SUPPLIED DATA:
━━━━━━━━
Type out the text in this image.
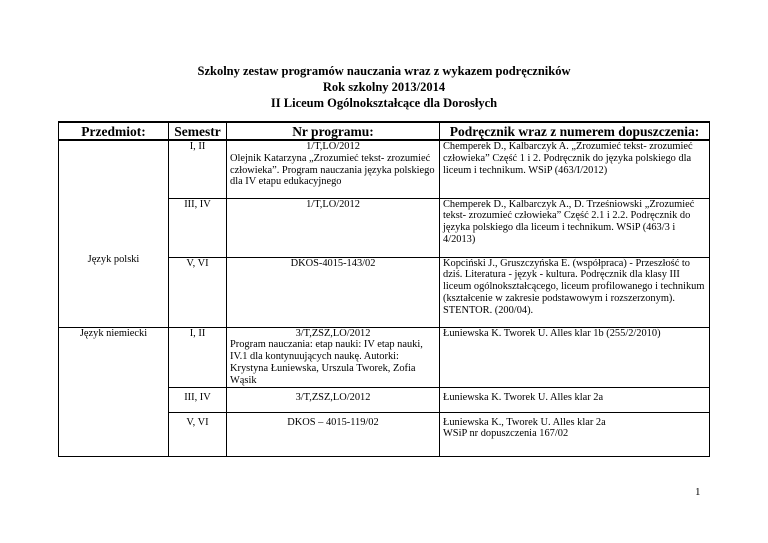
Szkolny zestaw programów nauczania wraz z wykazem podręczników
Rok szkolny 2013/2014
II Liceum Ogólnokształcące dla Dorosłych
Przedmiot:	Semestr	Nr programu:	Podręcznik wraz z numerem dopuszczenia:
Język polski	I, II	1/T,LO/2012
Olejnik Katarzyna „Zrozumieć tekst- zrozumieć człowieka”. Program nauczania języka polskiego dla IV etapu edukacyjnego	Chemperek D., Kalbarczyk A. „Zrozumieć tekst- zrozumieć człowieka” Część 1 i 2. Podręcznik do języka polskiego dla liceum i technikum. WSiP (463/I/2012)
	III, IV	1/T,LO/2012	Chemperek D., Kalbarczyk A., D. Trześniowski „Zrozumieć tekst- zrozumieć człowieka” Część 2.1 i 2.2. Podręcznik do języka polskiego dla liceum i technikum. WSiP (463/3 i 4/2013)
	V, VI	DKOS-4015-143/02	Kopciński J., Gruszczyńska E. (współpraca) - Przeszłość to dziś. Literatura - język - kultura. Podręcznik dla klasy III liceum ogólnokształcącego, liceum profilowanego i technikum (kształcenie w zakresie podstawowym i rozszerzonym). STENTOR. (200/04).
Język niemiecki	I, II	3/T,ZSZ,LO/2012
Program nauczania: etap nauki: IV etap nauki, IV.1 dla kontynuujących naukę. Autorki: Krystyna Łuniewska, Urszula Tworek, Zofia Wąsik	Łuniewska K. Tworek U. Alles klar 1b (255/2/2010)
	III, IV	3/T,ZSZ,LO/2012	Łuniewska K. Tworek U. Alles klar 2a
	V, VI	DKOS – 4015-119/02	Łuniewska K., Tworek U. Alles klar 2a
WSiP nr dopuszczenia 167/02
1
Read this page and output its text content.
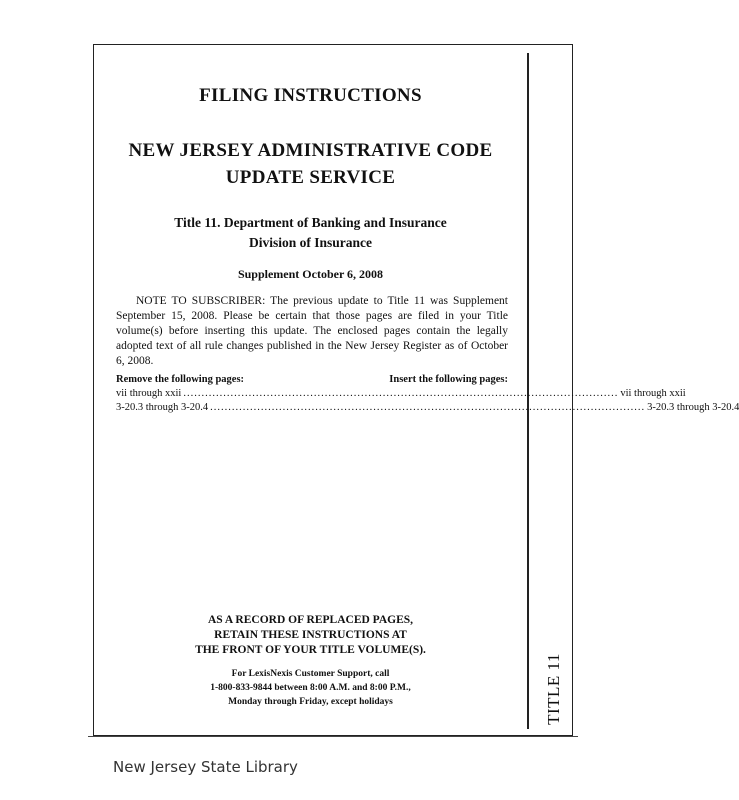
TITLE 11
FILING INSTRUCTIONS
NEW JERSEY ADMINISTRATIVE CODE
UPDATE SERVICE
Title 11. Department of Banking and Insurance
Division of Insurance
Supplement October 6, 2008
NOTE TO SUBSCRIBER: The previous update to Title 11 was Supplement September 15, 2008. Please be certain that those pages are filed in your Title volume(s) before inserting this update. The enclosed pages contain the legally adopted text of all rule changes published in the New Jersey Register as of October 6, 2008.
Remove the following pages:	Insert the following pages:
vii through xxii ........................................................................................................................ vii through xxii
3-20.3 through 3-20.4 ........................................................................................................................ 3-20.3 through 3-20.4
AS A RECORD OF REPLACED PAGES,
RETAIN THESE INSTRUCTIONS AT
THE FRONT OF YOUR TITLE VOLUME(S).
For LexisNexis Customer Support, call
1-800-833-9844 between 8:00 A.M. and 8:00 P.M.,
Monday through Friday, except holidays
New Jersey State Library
━━━━━━━━
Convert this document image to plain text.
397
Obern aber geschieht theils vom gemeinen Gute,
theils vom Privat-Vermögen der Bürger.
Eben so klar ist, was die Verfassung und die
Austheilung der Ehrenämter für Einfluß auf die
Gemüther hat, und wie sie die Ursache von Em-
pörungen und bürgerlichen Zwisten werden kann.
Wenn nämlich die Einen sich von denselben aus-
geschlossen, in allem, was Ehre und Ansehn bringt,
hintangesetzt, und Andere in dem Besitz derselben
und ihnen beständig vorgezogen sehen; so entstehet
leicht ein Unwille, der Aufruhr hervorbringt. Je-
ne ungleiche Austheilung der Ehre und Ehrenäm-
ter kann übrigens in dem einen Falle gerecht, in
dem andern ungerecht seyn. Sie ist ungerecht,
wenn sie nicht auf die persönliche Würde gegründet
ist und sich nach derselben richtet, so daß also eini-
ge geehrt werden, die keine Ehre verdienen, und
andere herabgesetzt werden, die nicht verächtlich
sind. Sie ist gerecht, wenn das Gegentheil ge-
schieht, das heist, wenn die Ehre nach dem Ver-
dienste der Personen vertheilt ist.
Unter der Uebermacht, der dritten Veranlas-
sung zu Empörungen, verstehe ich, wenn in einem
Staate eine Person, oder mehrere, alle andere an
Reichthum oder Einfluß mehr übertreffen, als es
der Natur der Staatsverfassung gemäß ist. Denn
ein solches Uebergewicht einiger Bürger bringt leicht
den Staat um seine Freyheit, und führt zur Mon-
━━━━━━━━
SHORT EXERCISE:
Within the data above, count the lines that contain the string "October"; the reply is the number alone.

FULL SOLUTION:
2